» **Objective**
Can you pull out each line of the data below that includes the word "respectă"?

» **Extracted information**
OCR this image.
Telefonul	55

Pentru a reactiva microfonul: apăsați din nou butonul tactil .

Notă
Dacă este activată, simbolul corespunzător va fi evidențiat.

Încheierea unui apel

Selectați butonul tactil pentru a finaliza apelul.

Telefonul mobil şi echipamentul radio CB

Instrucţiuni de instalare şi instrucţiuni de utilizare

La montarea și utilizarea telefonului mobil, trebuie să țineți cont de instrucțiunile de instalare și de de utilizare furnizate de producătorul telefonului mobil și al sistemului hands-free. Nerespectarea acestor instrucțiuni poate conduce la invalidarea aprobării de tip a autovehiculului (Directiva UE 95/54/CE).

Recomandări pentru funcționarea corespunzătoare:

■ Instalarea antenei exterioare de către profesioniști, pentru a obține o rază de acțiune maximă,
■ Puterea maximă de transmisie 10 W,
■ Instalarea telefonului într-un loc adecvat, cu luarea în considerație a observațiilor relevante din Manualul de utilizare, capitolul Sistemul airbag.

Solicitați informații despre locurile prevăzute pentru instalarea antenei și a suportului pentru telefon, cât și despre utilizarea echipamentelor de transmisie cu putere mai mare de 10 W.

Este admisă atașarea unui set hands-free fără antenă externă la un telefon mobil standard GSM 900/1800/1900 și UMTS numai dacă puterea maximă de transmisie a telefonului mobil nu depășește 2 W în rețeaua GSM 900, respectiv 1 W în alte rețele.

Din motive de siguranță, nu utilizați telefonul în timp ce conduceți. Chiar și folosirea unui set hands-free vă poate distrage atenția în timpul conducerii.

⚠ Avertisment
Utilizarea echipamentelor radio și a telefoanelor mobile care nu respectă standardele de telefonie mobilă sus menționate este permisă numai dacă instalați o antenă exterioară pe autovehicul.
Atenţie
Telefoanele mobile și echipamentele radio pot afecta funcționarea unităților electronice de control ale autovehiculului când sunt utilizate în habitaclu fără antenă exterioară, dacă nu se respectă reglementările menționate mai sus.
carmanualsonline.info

» **Solution**
Utilizarea echipamentelor radio și a telefoanelor mobile care nu respectă standardele de telefonie mobilă sus menționate este permisă numai dacă instalați o antenă exterioară pe autovehicul.
Telefoanele mobile și echipamentele radio pot afecta funcționarea unităților electronice de control ale autovehiculului când sunt utilizate în habitaclu fără antenă exterioară, dacă nu se respectă reglementările menționate mai sus.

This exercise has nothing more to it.